## What is expected
Retype the data below without altering anything.

(Stored items from a collection)

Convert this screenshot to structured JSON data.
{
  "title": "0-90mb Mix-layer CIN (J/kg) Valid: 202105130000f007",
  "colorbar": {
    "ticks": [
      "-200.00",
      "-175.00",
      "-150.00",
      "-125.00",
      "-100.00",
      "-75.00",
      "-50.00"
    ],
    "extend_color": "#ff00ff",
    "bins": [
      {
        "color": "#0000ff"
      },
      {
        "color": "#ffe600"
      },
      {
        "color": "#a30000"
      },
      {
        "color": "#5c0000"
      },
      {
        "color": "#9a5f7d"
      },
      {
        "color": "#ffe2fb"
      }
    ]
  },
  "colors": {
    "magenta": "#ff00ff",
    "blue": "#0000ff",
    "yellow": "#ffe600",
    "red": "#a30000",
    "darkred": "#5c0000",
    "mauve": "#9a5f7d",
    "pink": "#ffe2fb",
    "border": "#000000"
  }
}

## Finished answer
Convert this screenshot to structured JSON data.
{
  "title": "0-90mb Mix-layer CIN (J/kg) Valid: 202105130000f007",
  "colorbar": {
    "ticks": [
      "-200.00",
      "-175.00",
      "-150.00",
      "-125.00",
      "-100.00",
      "-75.00",
      "-50.00"
    ],
    "extend_color": "#ff00ff",
    "bins": [
      {
        "color": "#0000ff"
      },
      {
        "color": "#ffe600"
      },
      {
        "color": "#a30000"
      },
      {
        "color": "#5c0000"
      },
      {
        "color": "#9a5f7d"
      },
      {
        "color": "#ffe2fb"
      }
    ]
  },
  "colors": {
    "magenta": "#ff00ff",
    "blue": "#0000ff",
    "yellow": "#ffe600",
    "red": "#a30000",
    "darkred": "#5c0000",
    "mauve": "#9a5f7d",
    "pink": "#ffe2fb",
    "border": "#000000"
  }
}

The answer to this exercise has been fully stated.